::: SOURCE DATA :::

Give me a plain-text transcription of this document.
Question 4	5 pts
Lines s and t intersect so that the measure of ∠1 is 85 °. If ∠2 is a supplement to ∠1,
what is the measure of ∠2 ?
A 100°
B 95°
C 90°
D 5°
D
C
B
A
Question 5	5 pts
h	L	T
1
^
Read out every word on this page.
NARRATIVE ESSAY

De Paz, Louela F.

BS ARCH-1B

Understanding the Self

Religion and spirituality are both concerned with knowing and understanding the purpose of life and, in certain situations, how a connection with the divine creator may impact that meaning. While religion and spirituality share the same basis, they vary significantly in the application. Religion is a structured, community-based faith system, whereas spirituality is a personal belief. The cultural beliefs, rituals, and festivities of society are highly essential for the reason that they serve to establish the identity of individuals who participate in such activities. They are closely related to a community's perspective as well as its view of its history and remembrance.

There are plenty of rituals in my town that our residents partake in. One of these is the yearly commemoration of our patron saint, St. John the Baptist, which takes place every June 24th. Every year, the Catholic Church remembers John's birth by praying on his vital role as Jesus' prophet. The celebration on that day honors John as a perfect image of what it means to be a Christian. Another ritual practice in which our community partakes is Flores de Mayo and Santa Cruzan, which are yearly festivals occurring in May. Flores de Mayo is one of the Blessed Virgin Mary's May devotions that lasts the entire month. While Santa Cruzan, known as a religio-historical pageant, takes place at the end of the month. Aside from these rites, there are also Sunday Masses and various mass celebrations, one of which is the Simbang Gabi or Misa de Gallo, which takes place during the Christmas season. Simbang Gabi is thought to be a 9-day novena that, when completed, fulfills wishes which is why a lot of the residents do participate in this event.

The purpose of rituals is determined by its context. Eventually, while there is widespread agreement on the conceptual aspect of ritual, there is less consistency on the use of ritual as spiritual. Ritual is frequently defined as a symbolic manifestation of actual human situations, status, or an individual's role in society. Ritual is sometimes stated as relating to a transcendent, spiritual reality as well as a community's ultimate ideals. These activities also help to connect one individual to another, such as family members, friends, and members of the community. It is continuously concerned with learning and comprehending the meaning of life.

:::

The data above must be returned in full, exactly as written.

Give me a plain-text transcription of this document.
Question 4	5 pts
Lines s and t intersect so that the measure of ∠1 is 85 °. If ∠2 is a supplement to ∠1,
what is the measure of ∠2 ?
A 100°
B 95°
C 90°
D 5°
D
C
B
A
Question 5	5 pts
h	L	T
1
^
Read out every word on this page.
NARRATIVE ESSAY

De Paz, Louela F.

BS ARCH-1B

Understanding the Self

Religion and spirituality are both concerned with knowing and understanding the purpose of life and, in certain situations, how a connection with the divine creator may impact that meaning. While religion and spirituality share the same basis, they vary significantly in the application. Religion is a structured, community-based faith system, whereas spirituality is a personal belief. The cultural beliefs, rituals, and festivities of society are highly essential for the reason that they serve to establish the identity of individuals who participate in such activities. They are closely related to a community's perspective as well as its view of its history and remembrance.

There are plenty of rituals in my town that our residents partake in. One of these is the yearly commemoration of our patron saint, St. John the Baptist, which takes place every June 24th. Every year, the Catholic Church remembers John's birth by praying on his vital role as Jesus' prophet. The celebration on that day honors John as a perfect image of what it means to be a Christian. Another ritual practice in which our community partakes is Flores de Mayo and Santa Cruzan, which are yearly festivals occurring in May. Flores de Mayo is one of the Blessed Virgin Mary's May devotions that lasts the entire month. While Santa Cruzan, known as a religio-historical pageant, takes place at the end of the month. Aside from these rites, there are also Sunday Masses and various mass celebrations, one of which is the Simbang Gabi or Misa de Gallo, which takes place during the Christmas season. Simbang Gabi is thought to be a 9-day novena that, when completed, fulfills wishes which is why a lot of the residents do participate in this event.

The purpose of rituals is determined by its context. Eventually, while there is widespread agreement on the conceptual aspect of ritual, there is less consistency on the use of ritual as spiritual. Ritual is frequently defined as a symbolic manifestation of actual human situations, status, or an individual's role in society. Ritual is sometimes stated as relating to a transcendent, spiritual reality as well as a community's ultimate ideals. These activities also help to connect one individual to another, such as family members, friends, and members of the community. It is continuously concerned with learning and comprehending the meaning of life.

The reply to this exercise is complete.